WHAT YOU NEED TO DO:
Reproduce the records below with "Req Size (KB)" changed to "Request Size (KB)" at every occurrence and nothing else altered.

SUPPLIED DATA:
_ _ _ _ _

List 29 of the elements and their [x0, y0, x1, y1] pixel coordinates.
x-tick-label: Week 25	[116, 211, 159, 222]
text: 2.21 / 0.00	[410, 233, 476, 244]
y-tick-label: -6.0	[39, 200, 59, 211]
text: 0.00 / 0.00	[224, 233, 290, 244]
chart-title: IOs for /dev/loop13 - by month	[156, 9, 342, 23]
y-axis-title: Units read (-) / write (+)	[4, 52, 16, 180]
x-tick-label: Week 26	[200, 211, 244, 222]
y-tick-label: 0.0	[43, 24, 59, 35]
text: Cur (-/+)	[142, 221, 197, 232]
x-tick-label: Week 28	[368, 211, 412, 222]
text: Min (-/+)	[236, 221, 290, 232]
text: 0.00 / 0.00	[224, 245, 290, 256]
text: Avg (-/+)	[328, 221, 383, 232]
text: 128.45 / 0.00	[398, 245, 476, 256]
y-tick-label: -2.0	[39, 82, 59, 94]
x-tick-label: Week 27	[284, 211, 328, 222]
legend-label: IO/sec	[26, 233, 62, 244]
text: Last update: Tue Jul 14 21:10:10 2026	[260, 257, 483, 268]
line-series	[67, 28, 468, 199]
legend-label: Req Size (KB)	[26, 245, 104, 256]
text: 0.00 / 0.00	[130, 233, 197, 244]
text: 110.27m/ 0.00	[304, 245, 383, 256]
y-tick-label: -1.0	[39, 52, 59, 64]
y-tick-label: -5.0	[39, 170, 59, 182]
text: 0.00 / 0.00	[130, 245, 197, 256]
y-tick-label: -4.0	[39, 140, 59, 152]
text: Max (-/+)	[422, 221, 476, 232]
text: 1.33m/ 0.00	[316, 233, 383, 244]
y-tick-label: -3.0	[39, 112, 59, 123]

_ _ _ _ _

OUTPUT OF THE EXERCISE:
List 29 of the elements and their [x0, y0, x1, y1] pixel coordinates.
x-tick-label: Week 25	[116, 211, 159, 222]
text: 2.21 / 0.00	[410, 233, 476, 244]
y-tick-label: -6.0	[39, 200, 59, 211]
text: 0.00 / 0.00	[224, 233, 290, 244]
chart-title: IOs for /dev/loop13 - by month	[156, 9, 342, 23]
y-axis-title: Units read (-) / write (+)	[4, 52, 16, 180]
x-tick-label: Week 26	[200, 211, 244, 222]
y-tick-label: 0.0	[43, 24, 59, 35]
text: Cur (-/+)	[142, 221, 197, 232]
x-tick-label: Week 28	[368, 211, 412, 222]
text: Min (-/+)	[236, 221, 290, 232]
text: 0.00 / 0.00	[224, 245, 290, 256]
text: Avg (-/+)	[328, 221, 383, 232]
text: 128.45 / 0.00	[398, 245, 476, 256]
y-tick-label: -2.0	[39, 82, 59, 94]
x-tick-label: Week 27	[284, 211, 328, 222]
legend-label: IO/sec	[26, 233, 62, 244]
text: Last update: Tue Jul 14 21:10:10 2026	[260, 257, 483, 268]
line-series	[67, 28, 468, 199]
legend-label: Request Size (KB)	[26, 245, 104, 256]
text: 0.00 / 0.00	[130, 233, 197, 244]
text: 110.27m/ 0.00	[304, 245, 383, 256]
y-tick-label: -1.0	[39, 52, 59, 64]
y-tick-label: -5.0	[39, 170, 59, 182]
text: 0.00 / 0.00	[130, 245, 197, 256]
y-tick-label: -4.0	[39, 140, 59, 152]
text: Max (-/+)	[422, 221, 476, 232]
text: 1.33m/ 0.00	[316, 233, 383, 244]
y-tick-label: -3.0	[39, 112, 59, 123]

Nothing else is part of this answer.